- [Data shown]:
§
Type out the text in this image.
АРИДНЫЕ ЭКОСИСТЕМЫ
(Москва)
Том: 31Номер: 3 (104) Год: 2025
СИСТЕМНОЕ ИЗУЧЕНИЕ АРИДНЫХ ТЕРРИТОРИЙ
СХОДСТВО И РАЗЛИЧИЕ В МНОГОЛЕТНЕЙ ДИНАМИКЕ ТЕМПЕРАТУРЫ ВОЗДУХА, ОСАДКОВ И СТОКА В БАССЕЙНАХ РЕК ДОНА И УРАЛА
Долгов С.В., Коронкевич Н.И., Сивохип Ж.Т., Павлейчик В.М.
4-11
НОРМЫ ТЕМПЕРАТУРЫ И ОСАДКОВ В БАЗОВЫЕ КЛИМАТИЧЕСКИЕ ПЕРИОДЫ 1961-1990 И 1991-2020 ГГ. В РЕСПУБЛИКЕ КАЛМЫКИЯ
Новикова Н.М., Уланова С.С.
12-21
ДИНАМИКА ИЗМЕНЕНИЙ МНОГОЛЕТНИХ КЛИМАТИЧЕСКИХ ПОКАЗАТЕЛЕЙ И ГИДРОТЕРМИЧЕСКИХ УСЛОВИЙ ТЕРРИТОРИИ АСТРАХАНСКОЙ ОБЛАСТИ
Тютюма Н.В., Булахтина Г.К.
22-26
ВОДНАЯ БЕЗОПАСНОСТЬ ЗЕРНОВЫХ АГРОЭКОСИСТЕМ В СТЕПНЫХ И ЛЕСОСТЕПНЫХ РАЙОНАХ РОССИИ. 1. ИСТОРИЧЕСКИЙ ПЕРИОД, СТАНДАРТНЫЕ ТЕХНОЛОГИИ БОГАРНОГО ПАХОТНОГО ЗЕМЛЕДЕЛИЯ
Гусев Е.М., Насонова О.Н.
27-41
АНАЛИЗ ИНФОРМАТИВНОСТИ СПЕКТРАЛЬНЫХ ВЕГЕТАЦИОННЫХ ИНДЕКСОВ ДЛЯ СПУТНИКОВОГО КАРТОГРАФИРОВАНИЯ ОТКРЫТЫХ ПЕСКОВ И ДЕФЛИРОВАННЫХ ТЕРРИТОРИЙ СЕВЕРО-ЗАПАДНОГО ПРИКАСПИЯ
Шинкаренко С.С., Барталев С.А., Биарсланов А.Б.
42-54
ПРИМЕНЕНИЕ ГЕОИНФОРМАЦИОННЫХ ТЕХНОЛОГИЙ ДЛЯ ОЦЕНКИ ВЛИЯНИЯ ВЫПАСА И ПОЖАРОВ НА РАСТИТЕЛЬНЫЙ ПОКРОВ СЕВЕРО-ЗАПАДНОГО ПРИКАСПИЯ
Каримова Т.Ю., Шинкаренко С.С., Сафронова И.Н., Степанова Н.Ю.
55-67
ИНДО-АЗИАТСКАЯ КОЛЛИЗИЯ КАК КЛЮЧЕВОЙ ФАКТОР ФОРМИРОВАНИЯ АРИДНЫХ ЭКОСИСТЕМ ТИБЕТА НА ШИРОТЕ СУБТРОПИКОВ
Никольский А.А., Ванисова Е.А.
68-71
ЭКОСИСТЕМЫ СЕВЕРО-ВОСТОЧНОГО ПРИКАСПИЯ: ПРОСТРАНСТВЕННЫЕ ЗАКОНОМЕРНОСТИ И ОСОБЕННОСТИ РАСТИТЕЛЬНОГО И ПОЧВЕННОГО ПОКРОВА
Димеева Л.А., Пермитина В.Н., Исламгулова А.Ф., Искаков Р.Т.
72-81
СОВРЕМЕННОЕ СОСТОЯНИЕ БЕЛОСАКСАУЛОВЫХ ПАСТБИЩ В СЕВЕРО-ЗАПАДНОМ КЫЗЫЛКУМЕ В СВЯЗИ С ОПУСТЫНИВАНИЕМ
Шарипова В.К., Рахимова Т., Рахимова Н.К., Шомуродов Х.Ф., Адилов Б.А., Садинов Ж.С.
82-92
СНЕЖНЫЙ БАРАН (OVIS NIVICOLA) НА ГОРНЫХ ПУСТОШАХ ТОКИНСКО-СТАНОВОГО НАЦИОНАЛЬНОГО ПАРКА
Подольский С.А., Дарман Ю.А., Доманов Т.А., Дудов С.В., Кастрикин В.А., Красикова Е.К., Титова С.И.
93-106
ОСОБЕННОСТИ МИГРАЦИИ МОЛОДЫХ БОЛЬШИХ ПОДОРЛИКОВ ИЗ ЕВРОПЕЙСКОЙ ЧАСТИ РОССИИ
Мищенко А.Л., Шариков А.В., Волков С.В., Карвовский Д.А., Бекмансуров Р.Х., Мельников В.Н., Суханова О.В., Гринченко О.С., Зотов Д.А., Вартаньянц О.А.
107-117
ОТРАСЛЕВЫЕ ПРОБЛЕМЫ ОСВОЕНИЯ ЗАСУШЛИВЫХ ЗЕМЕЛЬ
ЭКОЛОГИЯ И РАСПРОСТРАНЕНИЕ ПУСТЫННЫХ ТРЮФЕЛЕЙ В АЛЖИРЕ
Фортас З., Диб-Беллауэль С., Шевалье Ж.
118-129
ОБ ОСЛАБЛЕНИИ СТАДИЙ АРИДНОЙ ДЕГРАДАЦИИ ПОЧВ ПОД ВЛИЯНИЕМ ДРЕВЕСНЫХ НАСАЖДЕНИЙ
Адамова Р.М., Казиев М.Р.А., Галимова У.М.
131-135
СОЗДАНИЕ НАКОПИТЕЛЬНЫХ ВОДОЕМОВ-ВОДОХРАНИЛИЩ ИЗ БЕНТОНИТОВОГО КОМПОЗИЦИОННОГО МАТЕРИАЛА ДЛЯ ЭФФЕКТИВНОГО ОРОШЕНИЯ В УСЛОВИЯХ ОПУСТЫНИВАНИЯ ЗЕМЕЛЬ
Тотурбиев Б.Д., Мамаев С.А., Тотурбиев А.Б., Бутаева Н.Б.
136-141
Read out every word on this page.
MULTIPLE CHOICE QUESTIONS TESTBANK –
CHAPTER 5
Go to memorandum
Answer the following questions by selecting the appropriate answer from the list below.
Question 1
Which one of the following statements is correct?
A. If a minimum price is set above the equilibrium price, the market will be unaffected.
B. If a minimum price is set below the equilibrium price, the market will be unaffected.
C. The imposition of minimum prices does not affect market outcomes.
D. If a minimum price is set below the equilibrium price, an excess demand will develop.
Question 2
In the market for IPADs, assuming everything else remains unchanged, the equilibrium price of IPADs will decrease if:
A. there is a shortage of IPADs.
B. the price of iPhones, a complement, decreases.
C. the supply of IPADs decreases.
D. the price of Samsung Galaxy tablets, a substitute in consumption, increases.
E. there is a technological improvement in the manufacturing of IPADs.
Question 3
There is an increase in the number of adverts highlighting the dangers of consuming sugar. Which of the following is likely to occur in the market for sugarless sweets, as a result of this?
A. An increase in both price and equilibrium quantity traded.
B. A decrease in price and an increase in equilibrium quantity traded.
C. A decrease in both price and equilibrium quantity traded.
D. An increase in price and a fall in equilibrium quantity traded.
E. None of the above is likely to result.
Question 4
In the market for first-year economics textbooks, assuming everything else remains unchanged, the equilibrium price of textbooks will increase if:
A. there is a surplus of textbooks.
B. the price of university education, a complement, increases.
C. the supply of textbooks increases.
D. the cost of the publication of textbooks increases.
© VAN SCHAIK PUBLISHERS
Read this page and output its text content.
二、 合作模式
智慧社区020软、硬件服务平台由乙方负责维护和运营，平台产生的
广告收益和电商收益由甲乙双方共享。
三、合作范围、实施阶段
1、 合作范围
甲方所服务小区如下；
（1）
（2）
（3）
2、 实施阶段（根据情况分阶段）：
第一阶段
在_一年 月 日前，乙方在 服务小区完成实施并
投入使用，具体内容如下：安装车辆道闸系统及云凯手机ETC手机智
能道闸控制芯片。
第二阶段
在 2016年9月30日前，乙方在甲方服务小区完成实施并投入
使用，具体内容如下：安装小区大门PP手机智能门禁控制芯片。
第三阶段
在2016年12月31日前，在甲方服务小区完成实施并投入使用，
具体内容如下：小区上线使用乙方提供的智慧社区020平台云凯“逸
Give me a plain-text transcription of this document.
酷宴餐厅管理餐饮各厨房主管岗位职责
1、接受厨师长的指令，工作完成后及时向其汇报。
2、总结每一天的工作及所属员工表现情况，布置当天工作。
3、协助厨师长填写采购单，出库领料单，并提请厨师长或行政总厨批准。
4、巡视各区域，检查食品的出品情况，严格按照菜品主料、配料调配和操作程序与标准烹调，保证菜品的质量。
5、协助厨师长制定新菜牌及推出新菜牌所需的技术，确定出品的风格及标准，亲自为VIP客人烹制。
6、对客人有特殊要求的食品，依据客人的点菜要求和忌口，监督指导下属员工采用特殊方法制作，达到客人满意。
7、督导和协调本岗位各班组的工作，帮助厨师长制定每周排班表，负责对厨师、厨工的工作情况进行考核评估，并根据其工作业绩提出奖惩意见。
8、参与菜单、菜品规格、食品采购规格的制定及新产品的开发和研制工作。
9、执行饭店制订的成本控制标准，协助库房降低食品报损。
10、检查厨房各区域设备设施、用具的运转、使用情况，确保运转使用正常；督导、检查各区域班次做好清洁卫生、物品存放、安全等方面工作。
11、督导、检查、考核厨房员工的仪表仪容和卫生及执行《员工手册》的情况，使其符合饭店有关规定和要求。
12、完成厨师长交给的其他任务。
§
- [Directive]: Keep only the lines that hold the string "page", and copy them out.

- [The output]:
Read out every word on this page.
Read this page and output its text content.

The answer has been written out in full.